This past August, Alzheimer disease researchers met with colleagues from other fields and with foundation and NIH representatives in Bar Harbor, Maine, at the sixth annual workshop on Enabling Technologies for Alzheimer Disease Research. The participants were charged with identifying knowledge gaps that hold back progress toward developing new therapeutic strategies, and they discussed opportunities for bridging these gaps. One session dealt with the influence of the immune system on synapses in brain development, animal models, and in aging and AD. The second session emphasized synaptic function in aging and AD; the third highlighted some high-throughput approaches that can be applied to problems of brain aging and neurodegenerative disease. The report below offers a summary of two days of presentations and discussions, followed by a list of recommendations the group compiled. Readers will find a broad description of how the big questions in AD research are changing, as well as plenty of ideas to update their own studies. Comments are always welcome.

Clearly, the functions of the immune system in the brain must be better understood. Open questions fall into three areas: 1) What normal roles do immune molecules play in the brain irrespective of inflammation or disease? 2) When immune cells become activated in the aging, degenerating brain, is that good or bad, and how so? 3) What challenges and opportunities does the immune system pose for AD immunotherapy?

**ENTRIES SUPPLIED**

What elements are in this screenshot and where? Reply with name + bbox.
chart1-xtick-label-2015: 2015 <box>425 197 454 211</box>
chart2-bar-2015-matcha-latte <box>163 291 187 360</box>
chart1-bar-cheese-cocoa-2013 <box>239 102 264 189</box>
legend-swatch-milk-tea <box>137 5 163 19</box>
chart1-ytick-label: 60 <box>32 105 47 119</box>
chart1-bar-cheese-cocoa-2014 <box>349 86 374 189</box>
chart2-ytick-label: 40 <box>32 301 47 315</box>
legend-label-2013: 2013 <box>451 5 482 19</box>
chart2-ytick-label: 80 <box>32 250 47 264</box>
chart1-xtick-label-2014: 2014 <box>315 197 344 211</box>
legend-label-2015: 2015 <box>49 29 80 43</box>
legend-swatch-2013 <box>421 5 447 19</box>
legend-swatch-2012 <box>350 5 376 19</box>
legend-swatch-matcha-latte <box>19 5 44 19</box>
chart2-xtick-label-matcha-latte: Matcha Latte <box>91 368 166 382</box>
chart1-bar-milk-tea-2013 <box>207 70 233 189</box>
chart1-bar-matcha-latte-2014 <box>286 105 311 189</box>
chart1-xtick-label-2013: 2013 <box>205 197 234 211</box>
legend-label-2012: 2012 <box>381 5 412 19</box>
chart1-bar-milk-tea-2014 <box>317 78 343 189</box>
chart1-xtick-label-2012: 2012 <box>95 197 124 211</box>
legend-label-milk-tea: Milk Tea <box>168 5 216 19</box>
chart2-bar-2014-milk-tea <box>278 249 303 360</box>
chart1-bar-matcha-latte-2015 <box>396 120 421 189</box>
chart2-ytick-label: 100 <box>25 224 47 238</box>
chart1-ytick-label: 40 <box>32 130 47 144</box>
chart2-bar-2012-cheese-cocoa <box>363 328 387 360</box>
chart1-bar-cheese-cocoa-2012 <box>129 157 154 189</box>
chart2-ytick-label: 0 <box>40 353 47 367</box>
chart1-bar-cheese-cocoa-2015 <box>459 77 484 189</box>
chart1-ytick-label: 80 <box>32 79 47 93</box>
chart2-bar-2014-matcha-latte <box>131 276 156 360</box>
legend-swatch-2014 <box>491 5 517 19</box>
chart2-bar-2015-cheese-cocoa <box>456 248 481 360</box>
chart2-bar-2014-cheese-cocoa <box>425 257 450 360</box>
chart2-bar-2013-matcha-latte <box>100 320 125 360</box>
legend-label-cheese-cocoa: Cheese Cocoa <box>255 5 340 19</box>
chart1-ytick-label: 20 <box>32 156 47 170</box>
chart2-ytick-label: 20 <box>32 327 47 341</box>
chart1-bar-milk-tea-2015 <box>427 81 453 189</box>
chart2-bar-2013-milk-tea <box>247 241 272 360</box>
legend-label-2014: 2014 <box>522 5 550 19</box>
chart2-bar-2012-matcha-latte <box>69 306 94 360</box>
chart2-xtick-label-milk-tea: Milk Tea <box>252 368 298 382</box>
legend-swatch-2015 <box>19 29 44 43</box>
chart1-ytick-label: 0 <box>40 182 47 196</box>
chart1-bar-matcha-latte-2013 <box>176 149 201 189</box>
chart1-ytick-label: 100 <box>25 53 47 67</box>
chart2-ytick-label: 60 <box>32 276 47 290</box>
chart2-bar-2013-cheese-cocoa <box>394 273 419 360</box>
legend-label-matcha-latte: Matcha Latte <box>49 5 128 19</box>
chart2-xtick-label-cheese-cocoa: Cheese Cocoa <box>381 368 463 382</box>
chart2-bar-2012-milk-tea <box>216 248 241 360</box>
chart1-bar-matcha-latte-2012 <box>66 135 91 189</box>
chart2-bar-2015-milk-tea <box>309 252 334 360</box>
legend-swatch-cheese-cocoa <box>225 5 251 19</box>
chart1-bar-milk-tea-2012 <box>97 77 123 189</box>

**LIST OF TASKS**
**1)** Answer from the Alzheimer workshop report:
(a) Where was the workshop held?
(b) Which annual workshop in the series was it?
(c) Into how many areas do the open questions about the immune system in the brain fall?
**2)** Write the next part of the Alzheimer workshop report, picking up after its final sentence.
The listing has no connection to the workshop report.

**PER-TASK OUTPUTS**
**1)**
(a) Bar Harbor, Maine
(b) The sixth
(c) Three

**2)**
Current interest in immune molecules in the brain focuses on the CNS synapse. Mechanisms of synapse maintenance are drawing increasing attention in neurodegeneration research. First, some words on the structure of the CNS synapse. Its protein scaffold is surprisingly stable and is beginning to be better understood in molecular terms. Adhesion molecules are anchored to the cytoskeleton beneath the presynaptic and postsynaptic membranes; they protrude into the synaptic cleft and hold both sides together by homophilic binding. A major class of synaptic adhesion molecules are cadherins, and the brain expresses all 80 known human forms of it. It is thought that the binding specificity of different cadherins helps specify neural connections. N-cadherin clamps excitatory CNS synapses together. At immature synapses it is aligned across the active zone and postsynaptic density, but in highly active mature synapses, it is arranged like the rim of a drum around a central cadherin-free core, which gives the appearance of being "perforated" as the synapse matures. In addition to being tissue glue, cadherins transduct signals and suppress tumors by holding cells in place. Cleavage of their prodomain activates cadherins for their adhesive function, and dysfunction of this process is implicated in metastasis. Prodomain cleavage may also play a role in synapse development; its role in synapse aging, repair, or loss, if any, is not known (Dustin and Colman, 2002).

The field of neuroimmunology is undergoing a shift as a growing list of proteins formerly thought of as strictly immunological is found to occur in the nervous system and to be required for brain function. The complement cascade represents one such set. Current research implicates the complement as a risk factor for age-related macular degeneration (see ARF related news story). More study is needed to explore their role in other forms of neurodegeneration, with a particular focus on glial cells.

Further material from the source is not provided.